[Extracted data entries]
◇ ◇ ◇ ◇ ◇ ◇ ◇

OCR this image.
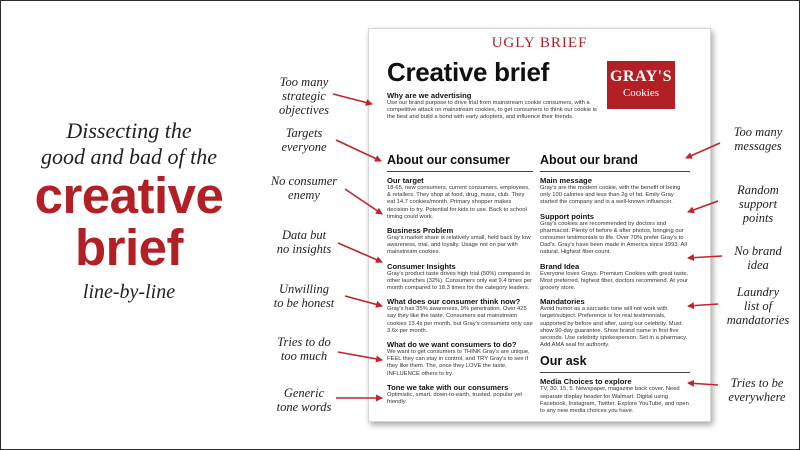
Dissecting the
good and bad of the
creative
brief
line-by-line
Too many
strategic
objectives
Targets
everyone
No consumer
enemy
Data but
no insights
Unwilling
to be honest
Tries to do
too much
Generic
tone words
Too many
messages
Random
support
points
No brand
idea
Laundry
list of
mandatories
Tries to be
everywhere
UGLY BRIEF
Creative brief	GRAY'S
Cookies
Why are we advertising
Use our brand purpose to drive trial from mainstream cookie consumers, with a competitive attack on mainstream cookies, to get consumers to think our cookie is the best and build a bond with early adopters, and influence their friends.
About our consumer
Our target
18-65, new consumers, current consumers, employees, & retailers. They shop at food, drug, mass, club. They eat 14.7 cookies/month. Primary shopper makes decision to try. Potential for kids to use. Back to school timing could work.
Business Problem
Gray's market share is relatively small, held back by low awareness, trial, and loyalty. Usage not on par with mainstream cookies.
Consumer Insights
Gray's product taste drives high trial (50%) compared to other launches (32%). Consumers only eat 9.4 times per month compared to 18.3 times for the category leaders.
What does our consumer think now?
Gray's has 35% awareness, 9% penetration. Over 425 say they like the taste. Consumers eat mainstream cookies 13.4x per month, but Gray's consumers only use 3.6x per month.
What do we want consumers to do?
We want to get consumers to THINK Gray's are unique, FEEL they can stay in control, and TRY Gray's to see if they like them. The, once they LOVE the taste, INFLUENCE others to try.
Tone we take with our consumers
Optimistic, smart, down-to-earth, trusted, popular yet friendly.
About our brand
Main message
Gray's are the modern cookie, with the benefit of being only 100 calories and less than 2g of fat. Emily Gray started the company and is a well-known influencer.
Support points
Gray's cookies are recommended by doctors and pharmacist. Plenty of before & after photos, bringing our consumer testimonials to life. Over 70% prefer Gray's to Dad's. Gray's have been made in America since 1993. All natural. Highest fiber count.
Brand Idea
Everyone loves Grays. Premium Cookies with great taste. Most preferred, highest fiber, doctors recommend. At your grocery store.
Mandatories
Avoid humor as a sarcastic tone will not work with target/subject. Preference is for real testimonials, supported by before and after, using our celebrity. Must show 90-day guarantee. Show brand name in first five seconds. Use celebrity spokesperson. Set in a pharmacy. Add AMA seal for authority.
Our ask
Media Choices to explore
TV, 30, 15, 5. Newspaper, magazine back cover. Need separate display header for Walmart. Digital using Facebook, Instagram, Twitter. Explore YouTube, and open to any new media choices you have.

◇ ◇ ◇ ◇ ◇ ◇ ◇

What you should do: Each entry above should be reproduced exactly, with the pictures removed.

Task answer:
OCR this image.
Dissecting the
good and bad of the
creative
brief
line-by-line
Too many
strategic
objectives
Targets
everyone
No consumer
enemy
Data but
no insights
Unwilling
to be honest
Tries to do
too much
Generic
tone words
Too many
messages
Random
support
points
No brand
idea
Laundry
list of
mandatories
Tries to be
everywhere
UGLY BRIEF
Creative brief	GRAY'S
Cookies
Why are we advertising
Use our brand purpose to drive trial from mainstream cookie consumers, with a competitive attack on mainstream cookies, to get consumers to think our cookie is the best and build a bond with early adopters, and influence their friends.
About our consumer
Our target
18-65, new consumers, current consumers, employees, & retailers. They shop at food, drug, mass, club. They eat 14.7 cookies/month. Primary shopper makes decision to try. Potential for kids to use. Back to school timing could work.
Business Problem
Gray's market share is relatively small, held back by low awareness, trial, and loyalty. Usage not on par with mainstream cookies.
Consumer Insights
Gray's product taste drives high trial (50%) compared to other launches (32%). Consumers only eat 9.4 times per month compared to 18.3 times for the category leaders.
What does our consumer think now?
Gray's has 35% awareness, 9% penetration. Over 425 say they like the taste. Consumers eat mainstream cookies 13.4x per month, but Gray's consumers only use 3.6x per month.
What do we want consumers to do?
We want to get consumers to THINK Gray's are unique, FEEL they can stay in control, and TRY Gray's to see if they like them. The, once they LOVE the taste, INFLUENCE others to try.
Tone we take with our consumers
Optimistic, smart, down-to-earth, trusted, popular yet friendly.
About our brand
Main message
Gray's are the modern cookie, with the benefit of being only 100 calories and less than 2g of fat. Emily Gray started the company and is a well-known influencer.
Support points
Gray's cookies are recommended by doctors and pharmacist. Plenty of before & after photos, bringing our consumer testimonials to life. Over 70% prefer Gray's to Dad's. Gray's have been made in America since 1993. All natural. Highest fiber count.
Brand Idea
Everyone loves Grays. Premium Cookies with great taste. Most preferred, highest fiber, doctors recommend. At your grocery store.
Mandatories
Avoid humor as a sarcastic tone will not work with target/subject. Preference is for real testimonials, supported by before and after, using our celebrity. Must show 90-day guarantee. Show brand name in first five seconds. Use celebrity spokesperson. Set in a pharmacy. Add AMA seal for authority.
Our ask
Media Choices to explore
TV, 30, 15, 5. Newspaper, magazine back cover. Need separate display header for Walmart. Digital using Facebook, Instagram, Twitter. Explore YouTube, and open to any new media choices you have.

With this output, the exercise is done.